> **TO DO**: Output the material below in its entirety, exactly as given.

> **PROVIDED DATA**:
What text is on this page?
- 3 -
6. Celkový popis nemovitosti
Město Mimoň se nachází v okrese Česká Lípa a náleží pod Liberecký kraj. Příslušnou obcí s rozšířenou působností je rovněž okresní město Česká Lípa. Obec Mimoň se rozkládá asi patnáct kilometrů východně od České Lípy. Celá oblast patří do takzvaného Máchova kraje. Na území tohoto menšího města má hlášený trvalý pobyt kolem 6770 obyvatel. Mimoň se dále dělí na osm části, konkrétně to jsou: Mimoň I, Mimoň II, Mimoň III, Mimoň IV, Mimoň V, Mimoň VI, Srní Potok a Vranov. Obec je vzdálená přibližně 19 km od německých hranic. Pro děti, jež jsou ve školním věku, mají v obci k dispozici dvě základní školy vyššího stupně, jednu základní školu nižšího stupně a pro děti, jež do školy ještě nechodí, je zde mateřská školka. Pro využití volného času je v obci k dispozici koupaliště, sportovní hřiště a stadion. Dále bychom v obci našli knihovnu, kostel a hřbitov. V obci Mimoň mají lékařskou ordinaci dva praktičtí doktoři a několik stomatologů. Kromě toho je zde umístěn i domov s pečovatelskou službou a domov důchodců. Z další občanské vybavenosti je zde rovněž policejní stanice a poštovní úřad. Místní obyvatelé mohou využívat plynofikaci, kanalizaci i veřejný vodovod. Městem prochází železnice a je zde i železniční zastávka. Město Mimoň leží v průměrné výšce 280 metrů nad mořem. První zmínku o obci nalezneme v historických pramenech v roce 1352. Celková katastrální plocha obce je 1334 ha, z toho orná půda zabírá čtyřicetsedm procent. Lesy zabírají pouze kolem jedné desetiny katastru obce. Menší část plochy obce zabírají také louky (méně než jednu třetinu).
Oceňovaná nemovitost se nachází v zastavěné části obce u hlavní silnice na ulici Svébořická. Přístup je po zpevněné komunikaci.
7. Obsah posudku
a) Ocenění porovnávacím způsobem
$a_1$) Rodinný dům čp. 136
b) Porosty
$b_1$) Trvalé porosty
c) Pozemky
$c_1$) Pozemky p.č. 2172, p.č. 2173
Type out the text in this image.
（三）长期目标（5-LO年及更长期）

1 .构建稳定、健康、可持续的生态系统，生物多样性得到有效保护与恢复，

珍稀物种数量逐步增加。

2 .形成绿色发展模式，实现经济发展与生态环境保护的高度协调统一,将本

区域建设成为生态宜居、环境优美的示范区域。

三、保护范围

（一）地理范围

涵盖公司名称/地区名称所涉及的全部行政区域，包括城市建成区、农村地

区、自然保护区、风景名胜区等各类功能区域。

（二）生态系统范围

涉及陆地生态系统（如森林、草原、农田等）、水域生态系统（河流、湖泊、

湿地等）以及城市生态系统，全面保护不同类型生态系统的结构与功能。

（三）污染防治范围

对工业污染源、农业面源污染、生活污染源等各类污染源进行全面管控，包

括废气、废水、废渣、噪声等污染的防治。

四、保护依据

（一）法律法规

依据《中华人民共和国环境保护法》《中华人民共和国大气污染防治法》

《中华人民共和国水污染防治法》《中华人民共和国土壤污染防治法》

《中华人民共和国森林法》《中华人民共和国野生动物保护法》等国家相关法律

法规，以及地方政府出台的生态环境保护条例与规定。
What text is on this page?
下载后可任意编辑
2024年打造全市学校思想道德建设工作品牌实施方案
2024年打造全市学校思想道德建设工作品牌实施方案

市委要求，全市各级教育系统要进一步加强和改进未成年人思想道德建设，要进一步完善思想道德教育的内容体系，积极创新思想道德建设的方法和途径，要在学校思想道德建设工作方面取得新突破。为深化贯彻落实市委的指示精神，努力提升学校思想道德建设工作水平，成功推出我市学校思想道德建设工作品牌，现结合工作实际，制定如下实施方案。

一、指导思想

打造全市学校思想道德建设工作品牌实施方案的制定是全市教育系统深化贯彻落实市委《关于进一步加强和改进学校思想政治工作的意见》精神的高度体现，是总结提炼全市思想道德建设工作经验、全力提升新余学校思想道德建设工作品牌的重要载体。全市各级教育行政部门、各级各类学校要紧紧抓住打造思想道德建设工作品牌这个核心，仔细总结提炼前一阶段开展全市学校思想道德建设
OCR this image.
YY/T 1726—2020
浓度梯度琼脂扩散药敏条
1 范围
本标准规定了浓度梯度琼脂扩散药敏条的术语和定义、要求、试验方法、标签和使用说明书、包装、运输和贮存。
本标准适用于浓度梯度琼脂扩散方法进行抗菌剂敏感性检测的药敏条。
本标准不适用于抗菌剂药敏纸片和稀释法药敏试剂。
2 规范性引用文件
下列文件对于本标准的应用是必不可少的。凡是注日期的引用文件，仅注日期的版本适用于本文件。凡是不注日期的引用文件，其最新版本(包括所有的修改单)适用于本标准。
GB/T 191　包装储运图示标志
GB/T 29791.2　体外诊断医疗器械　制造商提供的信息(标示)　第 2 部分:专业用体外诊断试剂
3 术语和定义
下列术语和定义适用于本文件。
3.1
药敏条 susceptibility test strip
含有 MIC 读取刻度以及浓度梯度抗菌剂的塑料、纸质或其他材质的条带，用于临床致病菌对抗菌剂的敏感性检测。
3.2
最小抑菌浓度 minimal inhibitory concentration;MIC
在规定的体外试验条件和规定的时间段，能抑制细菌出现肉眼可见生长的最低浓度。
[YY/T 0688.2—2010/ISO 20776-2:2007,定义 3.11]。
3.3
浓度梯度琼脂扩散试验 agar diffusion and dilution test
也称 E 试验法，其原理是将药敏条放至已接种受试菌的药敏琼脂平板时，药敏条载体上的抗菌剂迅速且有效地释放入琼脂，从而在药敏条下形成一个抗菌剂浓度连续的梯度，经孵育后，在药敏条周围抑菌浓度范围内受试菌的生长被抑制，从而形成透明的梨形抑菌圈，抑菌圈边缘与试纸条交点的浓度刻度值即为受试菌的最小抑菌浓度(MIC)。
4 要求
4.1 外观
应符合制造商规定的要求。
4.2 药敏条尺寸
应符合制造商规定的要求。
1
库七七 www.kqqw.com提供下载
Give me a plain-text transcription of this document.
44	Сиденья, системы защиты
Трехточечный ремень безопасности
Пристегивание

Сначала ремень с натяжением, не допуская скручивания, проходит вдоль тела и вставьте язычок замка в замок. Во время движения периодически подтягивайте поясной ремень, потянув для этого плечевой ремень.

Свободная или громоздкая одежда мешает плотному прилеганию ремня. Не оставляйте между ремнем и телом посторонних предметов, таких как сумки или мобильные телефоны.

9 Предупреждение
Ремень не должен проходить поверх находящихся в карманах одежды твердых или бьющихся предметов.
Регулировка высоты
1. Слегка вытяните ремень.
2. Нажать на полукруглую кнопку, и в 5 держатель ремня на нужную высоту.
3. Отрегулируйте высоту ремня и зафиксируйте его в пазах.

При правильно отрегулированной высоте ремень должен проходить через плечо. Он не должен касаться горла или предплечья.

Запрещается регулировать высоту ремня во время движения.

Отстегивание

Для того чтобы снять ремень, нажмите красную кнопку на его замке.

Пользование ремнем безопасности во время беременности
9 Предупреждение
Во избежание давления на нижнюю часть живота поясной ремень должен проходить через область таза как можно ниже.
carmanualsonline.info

> **ANSWER TO THE TASK**:
What text is on this page?
- 3 -
6. Celkový popis nemovitosti
Město Mimoň se nachází v okrese Česká Lípa a náleží pod Liberecký kraj. Příslušnou obcí s rozšířenou působností je rovněž okresní město Česká Lípa. Obec Mimoň se rozkládá asi patnáct kilometrů východně od České Lípy. Celá oblast patří do takzvaného Máchova kraje. Na území tohoto menšího města má hlášený trvalý pobyt kolem 6770 obyvatel. Mimoň se dále dělí na osm části, konkrétně to jsou: Mimoň I, Mimoň II, Mimoň III, Mimoň IV, Mimoň V, Mimoň VI, Srní Potok a Vranov. Obec je vzdálená přibližně 19 km od německých hranic. Pro děti, jež jsou ve školním věku, mají v obci k dispozici dvě základní školy vyššího stupně, jednu základní školu nižšího stupně a pro děti, jež do školy ještě nechodí, je zde mateřská školka. Pro využití volného času je v obci k dispozici koupaliště, sportovní hřiště a stadion. Dále bychom v obci našli knihovnu, kostel a hřbitov. V obci Mimoň mají lékařskou ordinaci dva praktičtí doktoři a několik stomatologů. Kromě toho je zde umístěn i domov s pečovatelskou službou a domov důchodců. Z další občanské vybavenosti je zde rovněž policejní stanice a poštovní úřad. Místní obyvatelé mohou využívat plynofikaci, kanalizaci i veřejný vodovod. Městem prochází železnice a je zde i železniční zastávka. Město Mimoň leží v průměrné výšce 280 metrů nad mořem. První zmínku o obci nalezneme v historických pramenech v roce 1352. Celková katastrální plocha obce je 1334 ha, z toho orná půda zabírá čtyřicetsedm procent. Lesy zabírají pouze kolem jedné desetiny katastru obce. Menší část plochy obce zabírají také louky (méně než jednu třetinu).
Oceňovaná nemovitost se nachází v zastavěné části obce u hlavní silnice na ulici Svébořická. Přístup je po zpevněné komunikaci.
7. Obsah posudku
a) Ocenění porovnávacím způsobem
$a_1$) Rodinný dům čp. 136
b) Porosty
$b_1$) Trvalé porosty
c) Pozemky
$c_1$) Pozemky p.č. 2172, p.č. 2173
Type out the text in this image.
（三）长期目标（5-LO年及更长期）

1 .构建稳定、健康、可持续的生态系统，生物多样性得到有效保护与恢复，

珍稀物种数量逐步增加。

2 .形成绿色发展模式，实现经济发展与生态环境保护的高度协调统一,将本

区域建设成为生态宜居、环境优美的示范区域。

三、保护范围

（一）地理范围

涵盖公司名称/地区名称所涉及的全部行政区域，包括城市建成区、农村地

区、自然保护区、风景名胜区等各类功能区域。

（二）生态系统范围

涉及陆地生态系统（如森林、草原、农田等）、水域生态系统（河流、湖泊、

湿地等）以及城市生态系统，全面保护不同类型生态系统的结构与功能。

（三）污染防治范围

对工业污染源、农业面源污染、生活污染源等各类污染源进行全面管控，包

括废气、废水、废渣、噪声等污染的防治。

四、保护依据

（一）法律法规

依据《中华人民共和国环境保护法》《中华人民共和国大气污染防治法》

《中华人民共和国水污染防治法》《中华人民共和国土壤污染防治法》

《中华人民共和国森林法》《中华人民共和国野生动物保护法》等国家相关法律

法规，以及地方政府出台的生态环境保护条例与规定。
What text is on this page?
下载后可任意编辑
2024年打造全市学校思想道德建设工作品牌实施方案
2024年打造全市学校思想道德建设工作品牌实施方案

市委要求，全市各级教育系统要进一步加强和改进未成年人思想道德建设，要进一步完善思想道德教育的内容体系，积极创新思想道德建设的方法和途径，要在学校思想道德建设工作方面取得新突破。为深化贯彻落实市委的指示精神，努力提升学校思想道德建设工作水平，成功推出我市学校思想道德建设工作品牌，现结合工作实际，制定如下实施方案。

一、指导思想

打造全市学校思想道德建设工作品牌实施方案的制定是全市教育系统深化贯彻落实市委《关于进一步加强和改进学校思想政治工作的意见》精神的高度体现，是总结提炼全市思想道德建设工作经验、全力提升新余学校思想道德建设工作品牌的重要载体。全市各级教育行政部门、各级各类学校要紧紧抓住打造思想道德建设工作品牌这个核心，仔细总结提炼前一阶段开展全市学校思想道德建设
OCR this image.
YY/T 1726—2020
浓度梯度琼脂扩散药敏条
1 范围
本标准规定了浓度梯度琼脂扩散药敏条的术语和定义、要求、试验方法、标签和使用说明书、包装、运输和贮存。
本标准适用于浓度梯度琼脂扩散方法进行抗菌剂敏感性检测的药敏条。
本标准不适用于抗菌剂药敏纸片和稀释法药敏试剂。
2 规范性引用文件
下列文件对于本标准的应用是必不可少的。凡是注日期的引用文件，仅注日期的版本适用于本文件。凡是不注日期的引用文件，其最新版本(包括所有的修改单)适用于本标准。
GB/T 191　包装储运图示标志
GB/T 29791.2　体外诊断医疗器械　制造商提供的信息(标示)　第 2 部分:专业用体外诊断试剂
3 术语和定义
下列术语和定义适用于本文件。
3.1
药敏条 susceptibility test strip
含有 MIC 读取刻度以及浓度梯度抗菌剂的塑料、纸质或其他材质的条带，用于临床致病菌对抗菌剂的敏感性检测。
3.2
最小抑菌浓度 minimal inhibitory concentration;MIC
在规定的体外试验条件和规定的时间段，能抑制细菌出现肉眼可见生长的最低浓度。
[YY/T 0688.2—2010/ISO 20776-2:2007,定义 3.11]。
3.3
浓度梯度琼脂扩散试验 agar diffusion and dilution test
也称 E 试验法，其原理是将药敏条放至已接种受试菌的药敏琼脂平板时，药敏条载体上的抗菌剂迅速且有效地释放入琼脂，从而在药敏条下形成一个抗菌剂浓度连续的梯度，经孵育后，在药敏条周围抑菌浓度范围内受试菌的生长被抑制，从而形成透明的梨形抑菌圈，抑菌圈边缘与试纸条交点的浓度刻度值即为受试菌的最小抑菌浓度(MIC)。
4 要求
4.1 外观
应符合制造商规定的要求。
4.2 药敏条尺寸
应符合制造商规定的要求。
1
库七七 www.kqqw.com提供下载
Give me a plain-text transcription of this document.
44	Сиденья, системы защиты
Трехточечный ремень безопасности
Пристегивание

Сначала ремень с натяжением, не допуская скручивания, проходит вдоль тела и вставьте язычок замка в замок. Во время движения периодически подтягивайте поясной ремень, потянув для этого плечевой ремень.

Свободная или громоздкая одежда мешает плотному прилеганию ремня. Не оставляйте между ремнем и телом посторонних предметов, таких как сумки или мобильные телефоны.

9 Предупреждение
Ремень не должен проходить поверх находящихся в карманах одежды твердых или бьющихся предметов.
Регулировка высоты
1. Слегка вытяните ремень.
2. Нажать на полукруглую кнопку, и в 5 держатель ремня на нужную высоту.
3. Отрегулируйте высоту ремня и зафиксируйте его в пазах.

При правильно отрегулированной высоте ремень должен проходить через плечо. Он не должен касаться горла или предплечья.

Запрещается регулировать высоту ремня во время движения.

Отстегивание

Для того чтобы снять ремень, нажмите красную кнопку на его замке.

Пользование ремнем безопасности во время беременности
9 Предупреждение
Во избежание давления на нижнюю часть живота поясной ремень должен проходить через область таза как можно ниже.
carmanualsonline.info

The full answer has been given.